▸ **DATA FOR THIS TASK**
— Begin —

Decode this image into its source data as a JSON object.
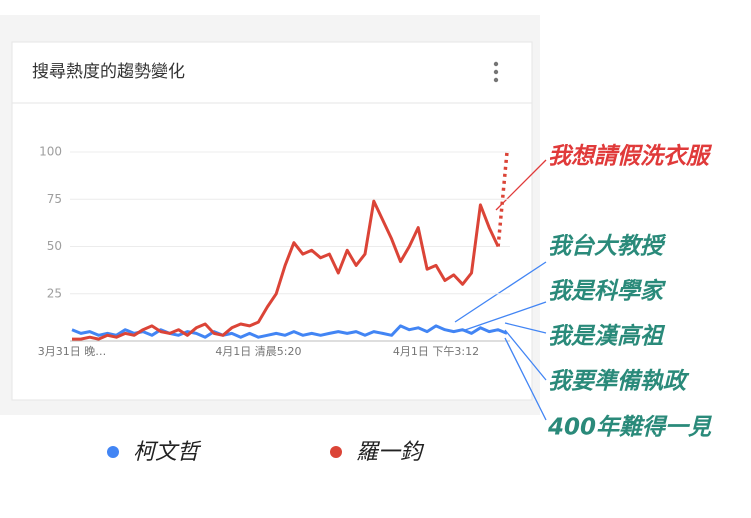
{
  "chart_data": {
    "type": "line",
    "title": "搜尋熱度的趨勢變化",
    "categories": [
      "3月31日 晚…",
      null,
      null,
      null,
      null,
      null,
      null,
      null,
      null,
      null,
      null,
      null,
      null,
      null,
      null,
      null,
      null,
      null,
      null,
      null,
      null,
      "4月1日 清晨5:20",
      null,
      null,
      null,
      null,
      null,
      null,
      null,
      null,
      null,
      null,
      null,
      null,
      null,
      null,
      null,
      null,
      null,
      null,
      null,
      "4月1日 下午3:12",
      null,
      null,
      null,
      null,
      null,
      null,
      null,
      null
    ],
    "series": [
      {
        "name": "柯文哲",
        "color": "#4285f4",
        "values": [
          6,
          4,
          5,
          3,
          4,
          3,
          6,
          4,
          5,
          3,
          6,
          4,
          3,
          5,
          4,
          2,
          5,
          3,
          4,
          2,
          4,
          2,
          3,
          4,
          3,
          5,
          3,
          4,
          3,
          4,
          5,
          4,
          5,
          3,
          5,
          4,
          3,
          8,
          6,
          7,
          5,
          8,
          6,
          5,
          6,
          4,
          7,
          5,
          6,
          4
        ]
      },
      {
        "name": "羅一鈞",
        "color": "#db4437",
        "values": [
          1,
          1,
          2,
          1,
          3,
          2,
          4,
          3,
          6,
          8,
          5,
          4,
          6,
          3,
          7,
          9,
          4,
          3,
          7,
          9,
          8,
          10,
          18,
          25,
          40,
          52,
          46,
          48,
          44,
          46,
          36,
          48,
          40,
          46,
          74,
          64,
          54,
          42,
          50,
          60,
          38,
          40,
          32,
          35,
          30,
          36,
          72,
          60,
          50,
          100
        ],
        "partial_last": true
      }
    ],
    "ylim": [
      0,
      100
    ],
    "yticks": [
      25,
      50,
      75,
      100
    ],
    "grid": true,
    "annotations": [
      {
        "text": "我想請假洗衣服",
        "color": "#e03a3a"
      },
      {
        "text": "我台大教授",
        "color": "#2a8a7a"
      },
      {
        "text": "我是科學家",
        "color": "#2a8a7a"
      },
      {
        "text": "我是漢高祖",
        "color": "#2a8a7a"
      },
      {
        "text": "我要準備執政",
        "color": "#2a8a7a"
      },
      {
        "text": "400年難得一見",
        "color": "#2a8a7a"
      }
    ]
  }
}
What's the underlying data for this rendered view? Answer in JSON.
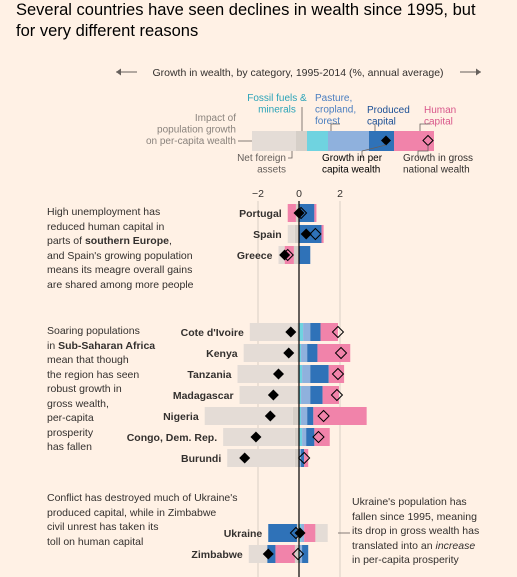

— End —

▸ **WHAT IS ASKED**
In your copy of the listing above, reproduce each line exactly and omit all pictures.

▸ **RESULT FOR THIS EXERCISE**
Decode this image into its source data as a JSON object.
{
  "chart_data": {
    "type": "line",
    "title": "搜尋熱度的趨勢變化",
    "categories": [
      "3月31日 晚…",
      null,
      null,
      null,
      null,
      null,
      null,
      null,
      null,
      null,
      null,
      null,
      null,
      null,
      null,
      null,
      null,
      null,
      null,
      null,
      null,
      "4月1日 清晨5:20",
      null,
      null,
      null,
      null,
      null,
      null,
      null,
      null,
      null,
      null,
      null,
      null,
      null,
      null,
      null,
      null,
      null,
      null,
      null,
      "4月1日 下午3:12",
      null,
      null,
      null,
      null,
      null,
      null,
      null,
      null
    ],
    "series": [
      {
        "name": "柯文哲",
        "color": "#4285f4",
        "values": [
          6,
          4,
          5,
          3,
          4,
          3,
          6,
          4,
          5,
          3,
          6,
          4,
          3,
          5,
          4,
          2,
          5,
          3,
          4,
          2,
          4,
          2,
          3,
          4,
          3,
          5,
          3,
          4,
          3,
          4,
          5,
          4,
          5,
          3,
          5,
          4,
          3,
          8,
          6,
          7,
          5,
          8,
          6,
          5,
          6,
          4,
          7,
          5,
          6,
          4
        ]
      },
      {
        "name": "羅一鈞",
        "color": "#db4437",
        "values": [
          1,
          1,
          2,
          1,
          3,
          2,
          4,
          3,
          6,
          8,
          5,
          4,
          6,
          3,
          7,
          9,
          4,
          3,
          7,
          9,
          8,
          10,
          18,
          25,
          40,
          52,
          46,
          48,
          44,
          46,
          36,
          48,
          40,
          46,
          74,
          64,
          54,
          42,
          50,
          60,
          38,
          40,
          32,
          35,
          30,
          36,
          72,
          60,
          50,
          100
        ],
        "partial_last": true
      }
    ],
    "ylim": [
      0,
      100
    ],
    "yticks": [
      25,
      50,
      75,
      100
    ],
    "grid": true,
    "annotations": [
      {
        "text": "我想請假洗衣服",
        "color": "#e03a3a"
      },
      {
        "text": "我台大教授",
        "color": "#2a8a7a"
      },
      {
        "text": "我是科學家",
        "color": "#2a8a7a"
      },
      {
        "text": "我是漢高祖",
        "color": "#2a8a7a"
      },
      {
        "text": "我要準備執政",
        "color": "#2a8a7a"
      },
      {
        "text": "400年難得一見",
        "color": "#2a8a7a"
      }
    ]
  }
}
What's the underlying data for this rendered view? Answer in JSON.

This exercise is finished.